Problem requirements:
Filter the entries below, keeping only lines with the word "began".

Information provided:
□ □ □ □ □ □ □

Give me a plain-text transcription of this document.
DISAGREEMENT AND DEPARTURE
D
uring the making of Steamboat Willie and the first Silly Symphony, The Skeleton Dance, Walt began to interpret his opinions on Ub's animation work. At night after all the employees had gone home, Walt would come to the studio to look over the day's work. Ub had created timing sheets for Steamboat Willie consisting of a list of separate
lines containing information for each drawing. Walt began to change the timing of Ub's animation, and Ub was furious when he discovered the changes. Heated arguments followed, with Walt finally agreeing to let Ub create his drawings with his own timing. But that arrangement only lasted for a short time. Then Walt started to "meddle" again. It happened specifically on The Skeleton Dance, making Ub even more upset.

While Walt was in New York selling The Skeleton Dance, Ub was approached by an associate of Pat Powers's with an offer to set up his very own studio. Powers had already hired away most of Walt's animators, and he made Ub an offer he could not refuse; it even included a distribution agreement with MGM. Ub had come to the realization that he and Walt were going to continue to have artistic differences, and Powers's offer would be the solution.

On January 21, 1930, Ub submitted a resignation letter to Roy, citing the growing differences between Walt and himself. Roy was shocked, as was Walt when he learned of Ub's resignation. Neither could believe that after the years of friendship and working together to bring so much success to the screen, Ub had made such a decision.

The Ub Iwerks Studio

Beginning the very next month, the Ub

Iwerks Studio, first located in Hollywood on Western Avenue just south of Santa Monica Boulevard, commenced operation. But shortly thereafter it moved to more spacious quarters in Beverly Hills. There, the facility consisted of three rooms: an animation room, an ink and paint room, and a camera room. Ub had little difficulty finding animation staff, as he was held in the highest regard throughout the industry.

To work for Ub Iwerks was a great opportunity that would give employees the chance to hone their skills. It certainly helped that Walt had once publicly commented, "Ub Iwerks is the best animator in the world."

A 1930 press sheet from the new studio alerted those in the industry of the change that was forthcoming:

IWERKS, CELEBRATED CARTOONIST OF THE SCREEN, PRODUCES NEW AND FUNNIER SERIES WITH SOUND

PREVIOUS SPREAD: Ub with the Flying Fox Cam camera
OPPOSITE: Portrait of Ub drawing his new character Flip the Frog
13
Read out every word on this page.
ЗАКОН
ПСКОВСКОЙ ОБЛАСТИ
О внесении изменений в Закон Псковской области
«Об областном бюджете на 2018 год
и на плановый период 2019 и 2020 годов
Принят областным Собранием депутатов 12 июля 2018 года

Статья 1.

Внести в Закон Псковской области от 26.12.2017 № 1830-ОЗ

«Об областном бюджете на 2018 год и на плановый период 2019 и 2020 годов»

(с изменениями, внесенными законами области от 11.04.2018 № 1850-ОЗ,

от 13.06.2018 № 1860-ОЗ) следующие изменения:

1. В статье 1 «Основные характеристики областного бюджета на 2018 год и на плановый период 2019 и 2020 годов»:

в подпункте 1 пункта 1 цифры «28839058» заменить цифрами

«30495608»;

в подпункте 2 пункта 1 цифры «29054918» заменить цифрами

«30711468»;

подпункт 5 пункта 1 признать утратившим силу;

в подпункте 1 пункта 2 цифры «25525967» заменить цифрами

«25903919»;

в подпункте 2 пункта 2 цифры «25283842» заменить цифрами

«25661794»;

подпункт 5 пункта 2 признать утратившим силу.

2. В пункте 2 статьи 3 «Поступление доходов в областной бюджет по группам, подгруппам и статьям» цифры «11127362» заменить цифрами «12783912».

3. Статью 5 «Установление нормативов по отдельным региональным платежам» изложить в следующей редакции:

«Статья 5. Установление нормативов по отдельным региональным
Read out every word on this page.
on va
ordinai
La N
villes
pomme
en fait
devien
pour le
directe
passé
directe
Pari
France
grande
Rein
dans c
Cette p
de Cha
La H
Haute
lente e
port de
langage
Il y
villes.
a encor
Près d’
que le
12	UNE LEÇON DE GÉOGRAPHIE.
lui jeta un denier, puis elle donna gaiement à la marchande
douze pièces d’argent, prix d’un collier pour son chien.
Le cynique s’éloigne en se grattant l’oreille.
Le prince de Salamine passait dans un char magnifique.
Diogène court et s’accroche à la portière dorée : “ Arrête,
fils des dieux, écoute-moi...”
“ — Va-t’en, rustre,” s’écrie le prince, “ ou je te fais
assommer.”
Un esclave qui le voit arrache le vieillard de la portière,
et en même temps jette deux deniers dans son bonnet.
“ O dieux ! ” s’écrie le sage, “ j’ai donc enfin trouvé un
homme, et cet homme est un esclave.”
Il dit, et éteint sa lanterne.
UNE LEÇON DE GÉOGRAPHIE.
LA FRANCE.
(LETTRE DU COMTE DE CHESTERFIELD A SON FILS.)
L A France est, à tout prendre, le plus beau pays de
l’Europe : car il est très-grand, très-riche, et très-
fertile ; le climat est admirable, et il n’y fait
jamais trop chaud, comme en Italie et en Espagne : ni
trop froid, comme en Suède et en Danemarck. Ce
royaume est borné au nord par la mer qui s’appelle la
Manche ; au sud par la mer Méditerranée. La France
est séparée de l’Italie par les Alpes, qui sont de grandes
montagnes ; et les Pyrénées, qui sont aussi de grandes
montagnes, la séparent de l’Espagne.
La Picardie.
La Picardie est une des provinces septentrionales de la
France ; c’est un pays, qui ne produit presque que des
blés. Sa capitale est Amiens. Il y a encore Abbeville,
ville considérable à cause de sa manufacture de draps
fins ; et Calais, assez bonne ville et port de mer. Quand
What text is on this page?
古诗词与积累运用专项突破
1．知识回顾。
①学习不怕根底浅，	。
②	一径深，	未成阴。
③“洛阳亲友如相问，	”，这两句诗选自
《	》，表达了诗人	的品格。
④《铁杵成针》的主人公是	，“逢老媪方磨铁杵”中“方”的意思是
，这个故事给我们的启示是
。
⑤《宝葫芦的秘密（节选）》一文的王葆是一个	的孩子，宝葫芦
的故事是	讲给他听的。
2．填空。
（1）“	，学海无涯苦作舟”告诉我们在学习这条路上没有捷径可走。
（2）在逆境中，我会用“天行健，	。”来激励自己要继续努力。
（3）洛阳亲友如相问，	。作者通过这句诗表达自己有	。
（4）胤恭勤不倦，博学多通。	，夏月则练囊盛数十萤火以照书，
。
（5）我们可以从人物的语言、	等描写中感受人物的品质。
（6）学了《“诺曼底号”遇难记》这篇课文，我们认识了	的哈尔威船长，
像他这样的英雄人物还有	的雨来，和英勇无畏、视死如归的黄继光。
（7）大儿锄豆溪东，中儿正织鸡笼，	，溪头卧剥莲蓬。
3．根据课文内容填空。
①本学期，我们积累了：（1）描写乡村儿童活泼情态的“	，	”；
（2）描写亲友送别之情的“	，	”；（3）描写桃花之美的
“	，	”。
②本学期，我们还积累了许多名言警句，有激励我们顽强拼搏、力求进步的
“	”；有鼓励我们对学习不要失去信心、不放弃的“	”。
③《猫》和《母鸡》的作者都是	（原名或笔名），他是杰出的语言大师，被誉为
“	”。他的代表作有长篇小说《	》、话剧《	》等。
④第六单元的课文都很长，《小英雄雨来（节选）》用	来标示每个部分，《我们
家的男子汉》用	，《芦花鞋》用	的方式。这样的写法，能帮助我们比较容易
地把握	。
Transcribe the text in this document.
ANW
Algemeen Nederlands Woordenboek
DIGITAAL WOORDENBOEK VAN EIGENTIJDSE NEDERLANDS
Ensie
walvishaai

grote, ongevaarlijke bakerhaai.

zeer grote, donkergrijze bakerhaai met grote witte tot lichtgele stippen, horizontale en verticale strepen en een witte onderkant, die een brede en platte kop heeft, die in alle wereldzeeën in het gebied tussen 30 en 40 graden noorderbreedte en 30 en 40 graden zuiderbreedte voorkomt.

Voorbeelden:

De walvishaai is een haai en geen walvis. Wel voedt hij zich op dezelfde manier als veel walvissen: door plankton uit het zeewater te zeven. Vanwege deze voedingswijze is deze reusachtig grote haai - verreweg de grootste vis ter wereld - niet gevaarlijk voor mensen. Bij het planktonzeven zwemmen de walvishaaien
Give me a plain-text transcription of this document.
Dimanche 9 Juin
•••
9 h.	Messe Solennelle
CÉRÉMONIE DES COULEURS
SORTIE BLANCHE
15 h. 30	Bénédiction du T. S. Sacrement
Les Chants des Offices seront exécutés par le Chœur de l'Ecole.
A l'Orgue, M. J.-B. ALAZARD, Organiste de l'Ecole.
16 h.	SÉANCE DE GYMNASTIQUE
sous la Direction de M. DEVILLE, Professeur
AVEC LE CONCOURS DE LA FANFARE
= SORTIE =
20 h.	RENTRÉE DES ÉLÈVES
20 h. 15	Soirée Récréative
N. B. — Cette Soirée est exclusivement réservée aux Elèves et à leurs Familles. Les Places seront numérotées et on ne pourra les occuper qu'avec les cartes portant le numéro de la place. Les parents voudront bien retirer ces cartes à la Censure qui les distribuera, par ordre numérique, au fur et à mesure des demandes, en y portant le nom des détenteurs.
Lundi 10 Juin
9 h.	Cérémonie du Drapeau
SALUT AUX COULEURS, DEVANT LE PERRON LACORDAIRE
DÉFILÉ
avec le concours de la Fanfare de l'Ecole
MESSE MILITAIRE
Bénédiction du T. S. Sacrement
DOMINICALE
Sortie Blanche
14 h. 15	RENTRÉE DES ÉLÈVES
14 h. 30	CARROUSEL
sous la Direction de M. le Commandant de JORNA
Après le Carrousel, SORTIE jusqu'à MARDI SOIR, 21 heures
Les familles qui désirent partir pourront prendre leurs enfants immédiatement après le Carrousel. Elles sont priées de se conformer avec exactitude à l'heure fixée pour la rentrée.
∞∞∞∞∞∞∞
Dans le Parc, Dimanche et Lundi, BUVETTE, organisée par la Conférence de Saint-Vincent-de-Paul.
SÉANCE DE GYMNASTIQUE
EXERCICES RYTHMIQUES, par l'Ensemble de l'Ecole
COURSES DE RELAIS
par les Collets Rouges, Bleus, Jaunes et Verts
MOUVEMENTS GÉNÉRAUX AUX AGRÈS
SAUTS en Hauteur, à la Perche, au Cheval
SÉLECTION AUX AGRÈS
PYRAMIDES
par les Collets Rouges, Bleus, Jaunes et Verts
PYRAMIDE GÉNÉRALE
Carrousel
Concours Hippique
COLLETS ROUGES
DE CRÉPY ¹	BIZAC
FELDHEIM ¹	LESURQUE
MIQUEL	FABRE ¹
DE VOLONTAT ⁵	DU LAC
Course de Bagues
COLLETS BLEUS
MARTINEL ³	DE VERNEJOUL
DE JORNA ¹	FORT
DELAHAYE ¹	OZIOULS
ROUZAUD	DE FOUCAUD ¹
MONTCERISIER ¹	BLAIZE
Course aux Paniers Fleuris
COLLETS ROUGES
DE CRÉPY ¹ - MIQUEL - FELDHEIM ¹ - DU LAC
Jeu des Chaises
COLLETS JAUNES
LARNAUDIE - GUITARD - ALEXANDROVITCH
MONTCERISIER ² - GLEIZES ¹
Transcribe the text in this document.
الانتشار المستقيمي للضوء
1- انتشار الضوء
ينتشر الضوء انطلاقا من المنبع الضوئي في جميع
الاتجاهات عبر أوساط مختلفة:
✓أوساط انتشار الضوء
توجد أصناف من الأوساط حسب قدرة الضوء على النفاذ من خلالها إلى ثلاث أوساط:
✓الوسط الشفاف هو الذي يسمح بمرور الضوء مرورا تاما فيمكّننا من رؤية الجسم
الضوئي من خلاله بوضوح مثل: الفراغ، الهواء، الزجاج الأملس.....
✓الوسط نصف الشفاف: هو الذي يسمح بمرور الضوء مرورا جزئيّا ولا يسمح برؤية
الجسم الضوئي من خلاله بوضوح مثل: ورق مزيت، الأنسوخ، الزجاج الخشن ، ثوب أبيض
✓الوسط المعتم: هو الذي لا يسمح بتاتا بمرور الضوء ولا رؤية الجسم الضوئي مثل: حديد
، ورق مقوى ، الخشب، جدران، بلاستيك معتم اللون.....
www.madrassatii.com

□ □ □ □ □ □ □

Reply:
uring the making of Steamboat Willie and the first Silly Symphony, The Skeleton Dance, Walt began to interpret his opinions on Ub's animation work. At night after all the employees had gone home, Walt would come to the studio to look over the day's work. Ub had created timing sheets for Steamboat Willie consisting of a list of separate
lines containing information for each drawing. Walt began to change the timing of Ub's animation, and Ub was furious when he discovered the changes. Heated arguments followed, with Walt finally agreeing to let Ub create his drawings with his own timing. But that arrangement only lasted for a short time. Then Walt started to "meddle" again. It happened specifically on The Skeleton Dance, making Ub even more upset.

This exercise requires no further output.